Work instructions:
Pictures don't belong in the copy; print all the records exactly.

(Collection entries)
------------------------

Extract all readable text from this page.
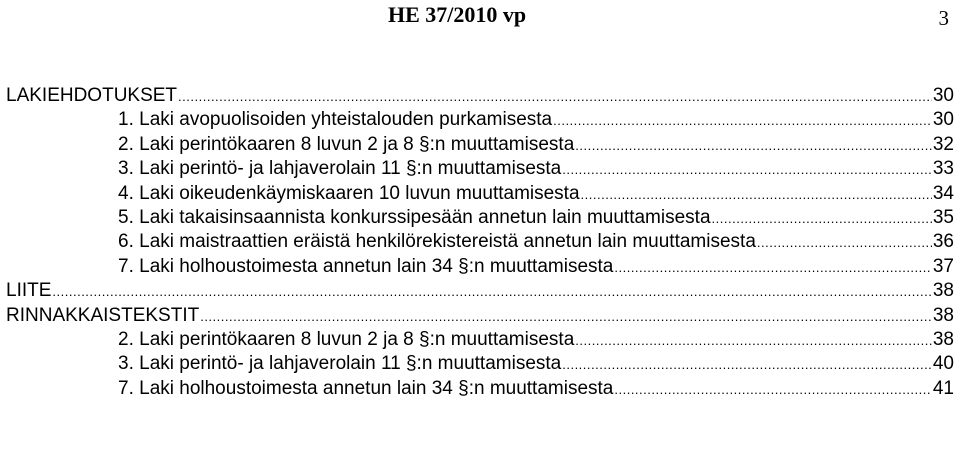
HE 37/2010 vp	3
LAKIEHDOTUKSET .....	30
1. Laki avopuolisoiden yhteistalouden purkamisesta .....	30
2. Laki perintökaaren 8 luvun 2 ja 8 §:n muuttamisesta .....	32
3. Laki perintö- ja lahjaverolain 11 §:n muuttamisesta .....	33
4. Laki oikeudenkäymiskaaren 10 luvun muuttamisesta .....	34
5. Laki takaisinsaannista konkurssipesään annetun lain muuttamisesta .....	35
6. Laki maistraattien eräistä henkilörekistereistä annetun lain muuttamisesta .....	36
7. Laki holhoustoimesta annetun lain 34 §:n muuttamisesta .....	37
LIITE .....	38
RINNAKKAISTEKSTIT .....	38
2. Laki perintökaaren 8 luvun 2 ja 8 §:n muuttamisesta .....	38
3. Laki perintö- ja lahjaverolain 11 §:n muuttamisesta .....	40
7. Laki holhoustoimesta annetun lain 34 §:n muuttamisesta .....	41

------------------------

Complete answer:
Extract all readable text from this page.
HE 37/2010 vp	3
LAKIEHDOTUKSET .....	30
1. Laki avopuolisoiden yhteistalouden purkamisesta .....	30
2. Laki perintökaaren 8 luvun 2 ja 8 §:n muuttamisesta .....	32
3. Laki perintö- ja lahjaverolain 11 §:n muuttamisesta .....	33
4. Laki oikeudenkäymiskaaren 10 luvun muuttamisesta .....	34
5. Laki takaisinsaannista konkurssipesään annetun lain muuttamisesta .....	35
6. Laki maistraattien eräistä henkilörekistereistä annetun lain muuttamisesta .....	36
7. Laki holhoustoimesta annetun lain 34 §:n muuttamisesta .....	37
LIITE .....	38
RINNAKKAISTEKSTIT .....	38
2. Laki perintökaaren 8 luvun 2 ja 8 §:n muuttamisesta .....	38
3. Laki perintö- ja lahjaverolain 11 §:n muuttamisesta .....	40
7. Laki holhoustoimesta annetun lain 34 §:n muuttamisesta .....	41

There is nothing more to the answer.